RECORDS PROVIDED:
_ _ _ _ _

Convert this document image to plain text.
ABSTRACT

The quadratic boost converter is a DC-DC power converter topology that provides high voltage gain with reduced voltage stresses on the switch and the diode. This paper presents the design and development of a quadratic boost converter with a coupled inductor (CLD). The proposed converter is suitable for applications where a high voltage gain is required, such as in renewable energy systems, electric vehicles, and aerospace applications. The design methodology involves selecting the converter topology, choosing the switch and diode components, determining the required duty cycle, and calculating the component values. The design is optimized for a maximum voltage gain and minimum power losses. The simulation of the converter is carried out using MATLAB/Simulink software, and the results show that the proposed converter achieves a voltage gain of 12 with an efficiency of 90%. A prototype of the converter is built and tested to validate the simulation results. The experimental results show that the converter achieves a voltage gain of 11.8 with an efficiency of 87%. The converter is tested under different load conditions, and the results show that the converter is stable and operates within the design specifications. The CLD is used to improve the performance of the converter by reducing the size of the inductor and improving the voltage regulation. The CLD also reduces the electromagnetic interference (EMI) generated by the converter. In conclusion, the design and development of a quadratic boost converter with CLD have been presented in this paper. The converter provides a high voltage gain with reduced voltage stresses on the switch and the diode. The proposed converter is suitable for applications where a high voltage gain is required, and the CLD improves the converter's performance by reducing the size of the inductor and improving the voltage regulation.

_ _ _ _ _

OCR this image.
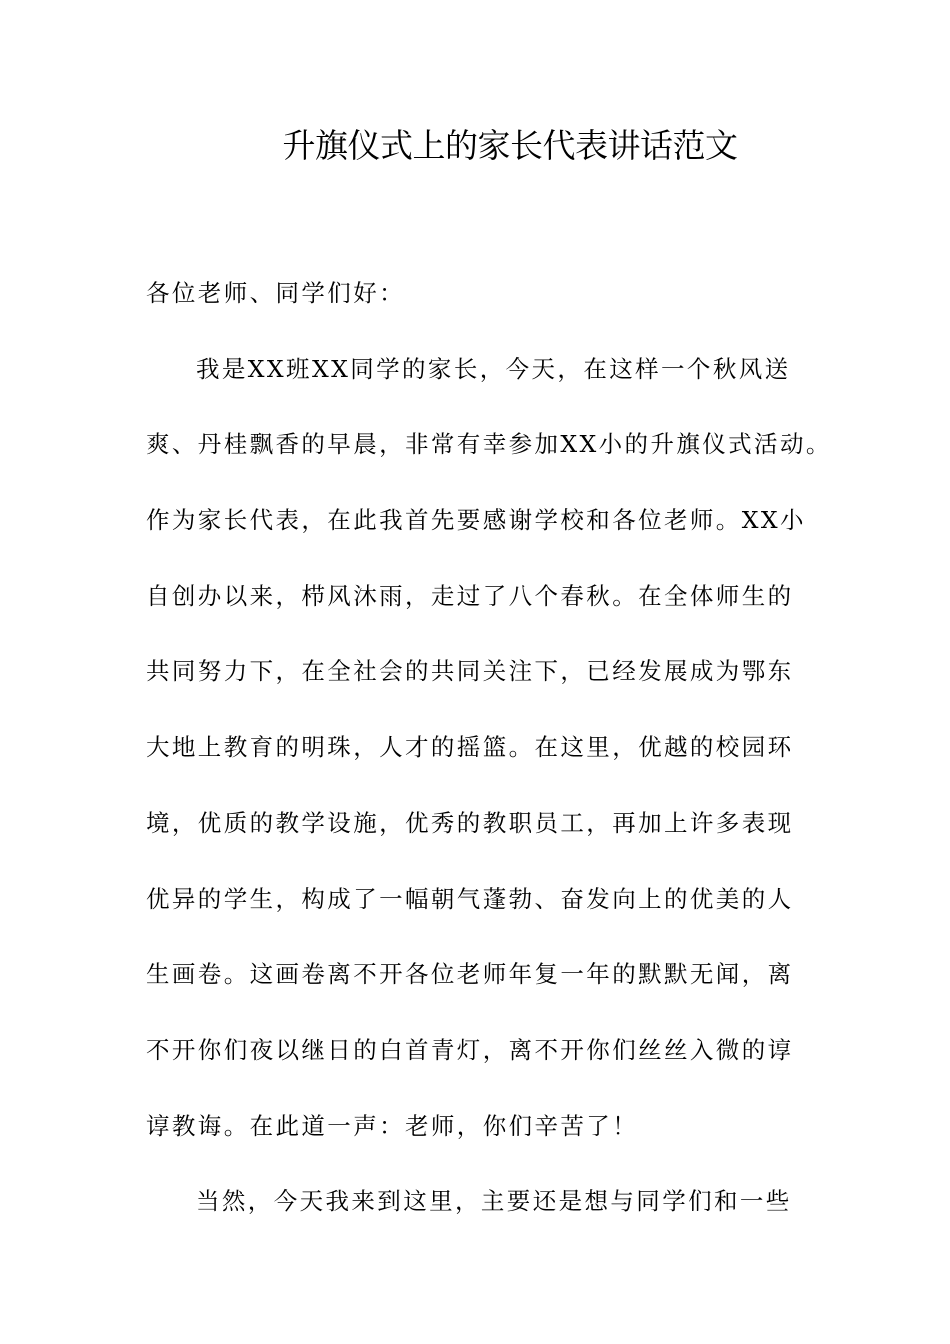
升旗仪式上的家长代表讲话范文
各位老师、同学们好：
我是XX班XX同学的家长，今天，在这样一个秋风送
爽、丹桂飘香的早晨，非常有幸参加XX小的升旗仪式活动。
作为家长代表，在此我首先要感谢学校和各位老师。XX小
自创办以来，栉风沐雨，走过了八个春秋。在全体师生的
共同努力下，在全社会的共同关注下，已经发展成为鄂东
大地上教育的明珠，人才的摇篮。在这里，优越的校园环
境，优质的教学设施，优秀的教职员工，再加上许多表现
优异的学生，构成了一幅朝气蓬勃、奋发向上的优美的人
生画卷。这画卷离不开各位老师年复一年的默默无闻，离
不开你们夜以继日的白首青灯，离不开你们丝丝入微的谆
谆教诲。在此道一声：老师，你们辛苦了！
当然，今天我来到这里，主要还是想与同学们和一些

_ _ _ _ _

SET PROBLEM: Find each line holding "image". Copy it out.

THE RESULT:
Convert this document image to plain text.
OCR this image.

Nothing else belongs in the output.